** Begin **
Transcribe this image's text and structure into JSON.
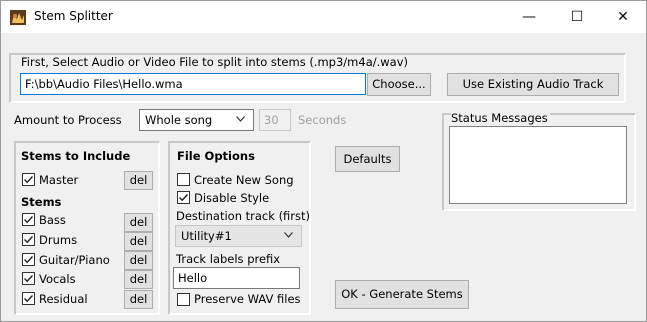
{
  "window": {
    "title": "Stem Splitter",
    "minimize_glyph": "—",
    "maximize_glyph": "☐",
    "close_glyph": "✕",
    "app_icon": "band-in-a-box-icon"
  },
  "source": {
    "section_label": "First, Select Audio or Video  File to split into stems (.mp3/m4a/.wav)",
    "file_path": "F:\\bb\\Audio Files\\Hello.wma",
    "choose_label": "Choose...",
    "use_existing_label": "Use Existing Audio Track"
  },
  "amount": {
    "label": "Amount to Process",
    "selected": "Whole song",
    "seconds_value": "30",
    "seconds_label": "Seconds"
  },
  "stems_group": {
    "title": "Stems to Include",
    "master_label": "Master",
    "master_checked": true,
    "del_label": "del",
    "stems_title": "Stems",
    "stems": [
      {
        "label": "Bass",
        "checked": true
      },
      {
        "label": "Drums",
        "checked": true
      },
      {
        "label": "Guitar/Piano",
        "checked": true
      },
      {
        "label": "Vocals",
        "checked": true
      },
      {
        "label": "Residual",
        "checked": true
      }
    ]
  },
  "file_options": {
    "title": "File Options",
    "create_new_song_label": "Create New Song",
    "create_new_song_checked": false,
    "disable_style_label": "Disable Style",
    "disable_style_checked": true,
    "destination_label": "Destination track (first)",
    "destination_selected": "Utility#1",
    "prefix_label": "Track labels prefix",
    "prefix_value": "Hello",
    "preserve_wav_label": "Preserve WAV files",
    "preserve_wav_checked": false
  },
  "defaults_label": "Defaults",
  "status": {
    "label": "Status Messages",
    "content": ""
  },
  "ok_label": "OK - Generate Stems"
}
** End **
_Your instructions_
Count how many lines above carry the word "Audio". Only the number is required.

_Full solution_
3